* EXERCISE DIRECTIONS
Pictures in the records should not be copied, but every other part must be repeated exactly.

* MATERIAL SUPPLIED
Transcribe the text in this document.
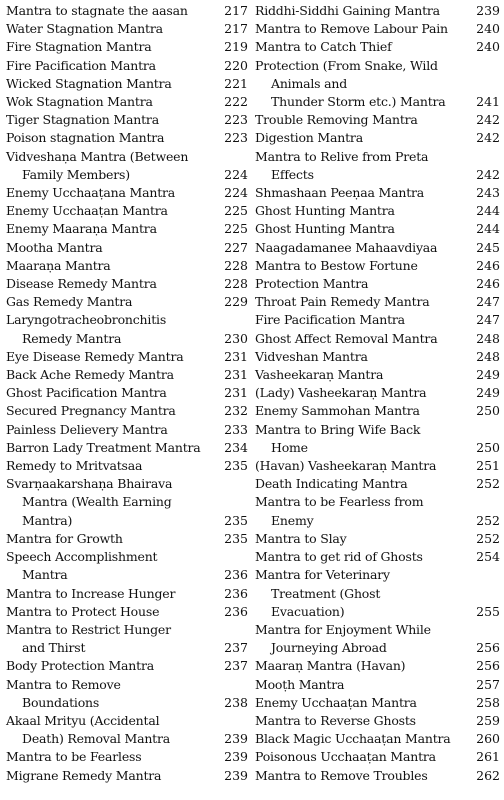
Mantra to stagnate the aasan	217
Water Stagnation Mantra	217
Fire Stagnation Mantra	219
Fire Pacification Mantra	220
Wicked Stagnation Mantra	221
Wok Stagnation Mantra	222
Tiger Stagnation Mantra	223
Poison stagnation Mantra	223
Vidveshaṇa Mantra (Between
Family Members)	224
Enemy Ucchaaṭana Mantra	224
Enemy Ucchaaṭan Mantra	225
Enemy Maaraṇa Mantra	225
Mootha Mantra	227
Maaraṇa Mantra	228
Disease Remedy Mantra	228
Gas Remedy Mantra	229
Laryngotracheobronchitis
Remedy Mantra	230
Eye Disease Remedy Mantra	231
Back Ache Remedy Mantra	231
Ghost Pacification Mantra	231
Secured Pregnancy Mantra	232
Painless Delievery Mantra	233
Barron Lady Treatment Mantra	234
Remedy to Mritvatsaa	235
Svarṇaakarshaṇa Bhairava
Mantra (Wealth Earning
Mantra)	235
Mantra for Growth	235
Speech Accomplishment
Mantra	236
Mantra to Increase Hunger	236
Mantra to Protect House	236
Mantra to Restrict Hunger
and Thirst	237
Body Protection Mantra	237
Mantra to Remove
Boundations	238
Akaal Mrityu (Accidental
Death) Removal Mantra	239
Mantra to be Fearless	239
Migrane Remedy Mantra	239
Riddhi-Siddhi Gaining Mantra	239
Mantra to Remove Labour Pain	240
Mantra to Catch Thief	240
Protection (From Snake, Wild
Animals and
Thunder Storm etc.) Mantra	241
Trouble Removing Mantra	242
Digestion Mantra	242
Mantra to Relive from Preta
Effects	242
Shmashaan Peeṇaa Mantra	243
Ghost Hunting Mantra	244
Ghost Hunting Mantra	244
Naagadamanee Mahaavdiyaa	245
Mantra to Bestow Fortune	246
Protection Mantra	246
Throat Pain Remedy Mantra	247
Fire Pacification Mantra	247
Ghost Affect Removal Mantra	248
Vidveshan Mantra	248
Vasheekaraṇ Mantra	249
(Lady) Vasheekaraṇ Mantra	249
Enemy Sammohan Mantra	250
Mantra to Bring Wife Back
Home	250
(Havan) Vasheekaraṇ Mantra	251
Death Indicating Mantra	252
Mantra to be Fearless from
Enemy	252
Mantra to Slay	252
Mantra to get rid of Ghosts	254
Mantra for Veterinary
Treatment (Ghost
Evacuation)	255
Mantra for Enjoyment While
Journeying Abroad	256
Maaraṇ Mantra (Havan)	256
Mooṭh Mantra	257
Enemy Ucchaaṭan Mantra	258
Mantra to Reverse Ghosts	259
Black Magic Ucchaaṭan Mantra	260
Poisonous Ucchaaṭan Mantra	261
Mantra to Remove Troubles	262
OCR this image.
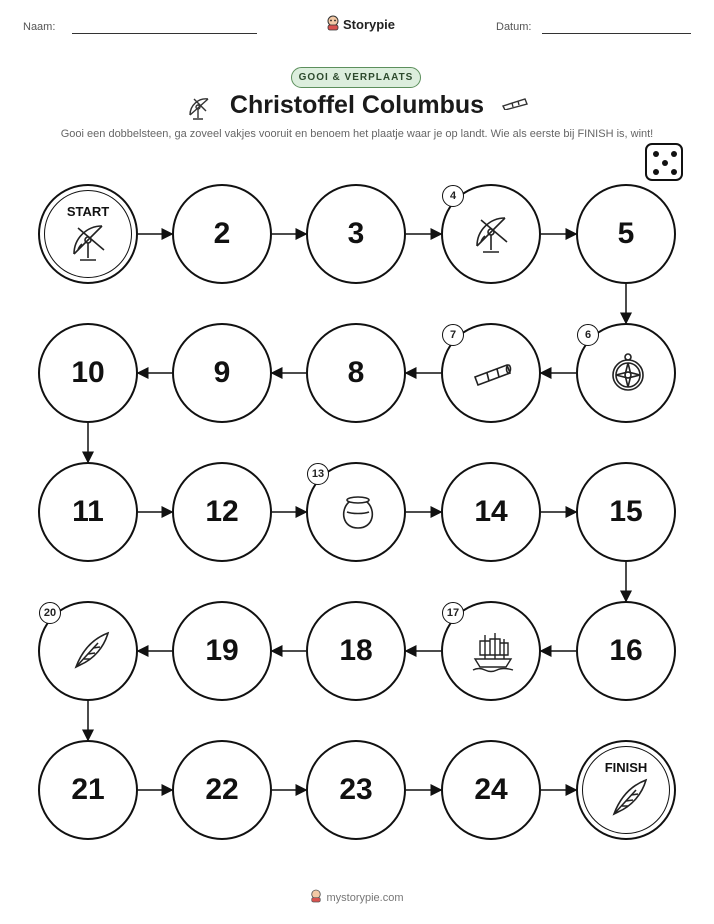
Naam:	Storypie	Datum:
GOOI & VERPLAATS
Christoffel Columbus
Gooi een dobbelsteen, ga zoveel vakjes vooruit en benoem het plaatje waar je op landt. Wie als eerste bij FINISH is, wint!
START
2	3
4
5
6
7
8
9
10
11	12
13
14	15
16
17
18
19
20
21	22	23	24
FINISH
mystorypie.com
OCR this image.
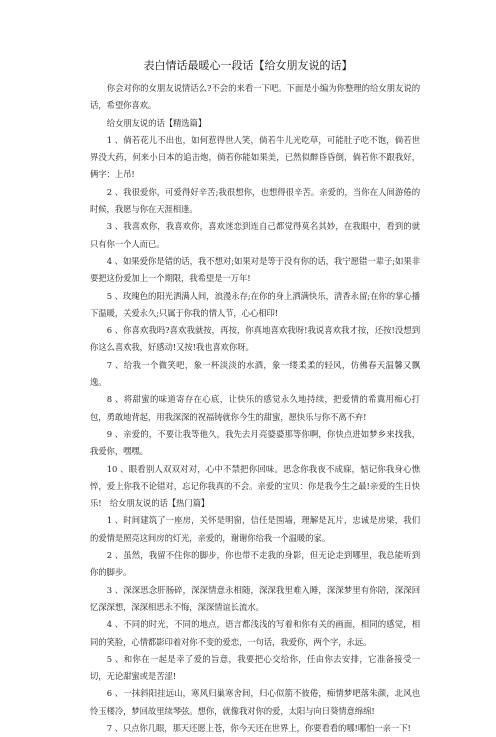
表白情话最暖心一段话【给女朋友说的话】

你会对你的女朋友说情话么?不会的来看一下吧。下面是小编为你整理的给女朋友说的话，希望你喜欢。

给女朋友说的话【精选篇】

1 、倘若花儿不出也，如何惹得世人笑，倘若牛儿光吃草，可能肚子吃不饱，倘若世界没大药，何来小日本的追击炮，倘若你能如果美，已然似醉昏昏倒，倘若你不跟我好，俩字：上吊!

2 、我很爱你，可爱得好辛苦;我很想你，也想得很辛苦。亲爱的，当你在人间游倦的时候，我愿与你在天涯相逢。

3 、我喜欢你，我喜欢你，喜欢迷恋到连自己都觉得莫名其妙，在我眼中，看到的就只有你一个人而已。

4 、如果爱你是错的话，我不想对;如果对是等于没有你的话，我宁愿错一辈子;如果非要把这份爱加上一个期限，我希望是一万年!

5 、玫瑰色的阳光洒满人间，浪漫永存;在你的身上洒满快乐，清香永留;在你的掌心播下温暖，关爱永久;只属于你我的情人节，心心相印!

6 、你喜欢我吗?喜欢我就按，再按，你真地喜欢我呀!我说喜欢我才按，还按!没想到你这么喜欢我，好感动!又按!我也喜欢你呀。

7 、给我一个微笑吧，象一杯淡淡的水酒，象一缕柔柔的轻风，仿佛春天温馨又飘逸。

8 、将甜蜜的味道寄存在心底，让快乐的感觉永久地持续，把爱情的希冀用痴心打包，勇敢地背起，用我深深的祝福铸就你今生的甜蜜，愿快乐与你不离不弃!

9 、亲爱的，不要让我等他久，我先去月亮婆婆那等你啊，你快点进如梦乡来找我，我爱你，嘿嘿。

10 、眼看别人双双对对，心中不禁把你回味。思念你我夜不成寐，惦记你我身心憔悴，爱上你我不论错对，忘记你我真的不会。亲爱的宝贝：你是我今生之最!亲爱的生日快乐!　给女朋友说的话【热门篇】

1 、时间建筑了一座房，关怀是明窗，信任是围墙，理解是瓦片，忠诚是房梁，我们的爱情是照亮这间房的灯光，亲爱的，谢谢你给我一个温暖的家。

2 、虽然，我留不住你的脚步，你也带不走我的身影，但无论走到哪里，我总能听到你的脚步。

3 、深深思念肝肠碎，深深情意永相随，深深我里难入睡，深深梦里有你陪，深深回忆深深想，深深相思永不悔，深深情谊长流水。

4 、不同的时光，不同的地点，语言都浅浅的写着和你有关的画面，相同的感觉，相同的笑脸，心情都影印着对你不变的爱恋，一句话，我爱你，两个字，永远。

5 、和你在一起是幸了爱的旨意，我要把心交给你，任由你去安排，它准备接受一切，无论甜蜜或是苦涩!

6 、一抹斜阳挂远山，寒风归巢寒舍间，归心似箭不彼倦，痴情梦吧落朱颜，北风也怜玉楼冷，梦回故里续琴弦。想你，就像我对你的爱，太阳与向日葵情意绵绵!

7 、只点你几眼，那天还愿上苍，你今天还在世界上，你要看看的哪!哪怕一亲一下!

* ANSWER BELOW
Transcribe the text in this document.
Mantra to stagnate the aasan	217
Water Stagnation Mantra	217
Fire Stagnation Mantra	219
Fire Pacification Mantra	220
Wicked Stagnation Mantra	221
Wok Stagnation Mantra	222
Tiger Stagnation Mantra	223
Poison stagnation Mantra	223
Vidveshaṇa Mantra (Between
Family Members)	224
Enemy Ucchaaṭana Mantra	224
Enemy Ucchaaṭan Mantra	225
Enemy Maaraṇa Mantra	225
Mootha Mantra	227
Maaraṇa Mantra	228
Disease Remedy Mantra	228
Gas Remedy Mantra	229
Laryngotracheobronchitis
Remedy Mantra	230
Eye Disease Remedy Mantra	231
Back Ache Remedy Mantra	231
Ghost Pacification Mantra	231
Secured Pregnancy Mantra	232
Painless Delievery Mantra	233
Barron Lady Treatment Mantra	234
Remedy to Mritvatsaa	235
Svarṇaakarshaṇa Bhairava
Mantra (Wealth Earning
Mantra)	235
Mantra for Growth	235
Speech Accomplishment
Mantra	236
Mantra to Increase Hunger	236
Mantra to Protect House	236
Mantra to Restrict Hunger
and Thirst	237
Body Protection Mantra	237
Mantra to Remove
Boundations	238
Akaal Mrityu (Accidental
Death) Removal Mantra	239
Mantra to be Fearless	239
Migrane Remedy Mantra	239
Riddhi-Siddhi Gaining Mantra	239
Mantra to Remove Labour Pain	240
Mantra to Catch Thief	240
Protection (From Snake, Wild
Animals and
Thunder Storm etc.) Mantra	241
Trouble Removing Mantra	242
Digestion Mantra	242
Mantra to Relive from Preta
Effects	242
Shmashaan Peeṇaa Mantra	243
Ghost Hunting Mantra	244
Ghost Hunting Mantra	244
Naagadamanee Mahaavdiyaa	245
Mantra to Bestow Fortune	246
Protection Mantra	246
Throat Pain Remedy Mantra	247
Fire Pacification Mantra	247
Ghost Affect Removal Mantra	248
Vidveshan Mantra	248
Vasheekaraṇ Mantra	249
(Lady) Vasheekaraṇ Mantra	249
Enemy Sammohan Mantra	250
Mantra to Bring Wife Back
Home	250
(Havan) Vasheekaraṇ Mantra	251
Death Indicating Mantra	252
Mantra to be Fearless from
Enemy	252
Mantra to Slay	252
Mantra to get rid of Ghosts	254
Mantra for Veterinary
Treatment (Ghost
Evacuation)	255
Mantra for Enjoyment While
Journeying Abroad	256
Maaraṇ Mantra (Havan)	256
Mooṭh Mantra	257
Enemy Ucchaaṭan Mantra	258
Mantra to Reverse Ghosts	259
Black Magic Ucchaaṭan Mantra	260
Poisonous Ucchaaṭan Mantra	261
Mantra to Remove Troubles	262
OCR this image.
Naam:	Storypie	Datum:
GOOI & VERPLAATS
Christoffel Columbus
Gooi een dobbelsteen, ga zoveel vakjes vooruit en benoem het plaatje waar je op landt. Wie als eerste bij FINISH is, wint!
START
2	3
4
5
6
7
8
9
10
11	12
13
14	15
16
17
18
19
20
21	22	23	24
FINISH
mystorypie.com
OCR this image.
表白情话最暖心一段话【给女朋友说的话】

你会对你的女朋友说情话么?不会的来看一下吧。下面是小编为你整理的给女朋友说的话，希望你喜欢。

给女朋友说的话【精选篇】

1 、倘若花儿不出也，如何惹得世人笑，倘若牛儿光吃草，可能肚子吃不饱，倘若世界没大药，何来小日本的追击炮，倘若你能如果美，已然似醉昏昏倒，倘若你不跟我好，俩字：上吊!

2 、我很爱你，可爱得好辛苦;我很想你，也想得很辛苦。亲爱的，当你在人间游倦的时候，我愿与你在天涯相逢。

3 、我喜欢你，我喜欢你，喜欢迷恋到连自己都觉得莫名其妙，在我眼中，看到的就只有你一个人而已。

4 、如果爱你是错的话，我不想对;如果对是等于没有你的话，我宁愿错一辈子;如果非要把这份爱加上一个期限，我希望是一万年!

5 、玫瑰色的阳光洒满人间，浪漫永存;在你的身上洒满快乐，清香永留;在你的掌心播下温暖，关爱永久;只属于你我的情人节，心心相印!

6 、你喜欢我吗?喜欢我就按，再按，你真地喜欢我呀!我说喜欢我才按，还按!没想到你这么喜欢我，好感动!又按!我也喜欢你呀。

7 、给我一个微笑吧，象一杯淡淡的水酒，象一缕柔柔的轻风，仿佛春天温馨又飘逸。

8 、将甜蜜的味道寄存在心底，让快乐的感觉永久地持续，把爱情的希冀用痴心打包，勇敢地背起，用我深深的祝福铸就你今生的甜蜜，愿快乐与你不离不弃!

9 、亲爱的，不要让我等他久，我先去月亮婆婆那等你啊，你快点进如梦乡来找我，我爱你，嘿嘿。

10 、眼看别人双双对对，心中不禁把你回味。思念你我夜不成寐，惦记你我身心憔悴，爱上你我不论错对，忘记你我真的不会。亲爱的宝贝：你是我今生之最!亲爱的生日快乐!　给女朋友说的话【热门篇】

1 、时间建筑了一座房，关怀是明窗，信任是围墙，理解是瓦片，忠诚是房梁，我们的爱情是照亮这间房的灯光，亲爱的，谢谢你给我一个温暖的家。

2 、虽然，我留不住你的脚步，你也带不走我的身影，但无论走到哪里，我总能听到你的脚步。

3 、深深思念肝肠碎，深深情意永相随，深深我里难入睡，深深梦里有你陪，深深回忆深深想，深深相思永不悔，深深情谊长流水。

4 、不同的时光，不同的地点，语言都浅浅的写着和你有关的画面，相同的感觉，相同的笑脸，心情都影印着对你不变的爱恋，一句话，我爱你，两个字，永远。

5 、和你在一起是幸了爱的旨意，我要把心交给你，任由你去安排，它准备接受一切，无论甜蜜或是苦涩!

6 、一抹斜阳挂远山，寒风归巢寒舍间，归心似箭不彼倦，痴情梦吧落朱颜，北风也怜玉楼冷，梦回故里续琴弦。想你，就像我对你的爱，太阳与向日葵情意绵绵!

7 、只点你几眼，那天还愿上苍，你今天还在世界上，你要看看的哪!哪怕一亲一下!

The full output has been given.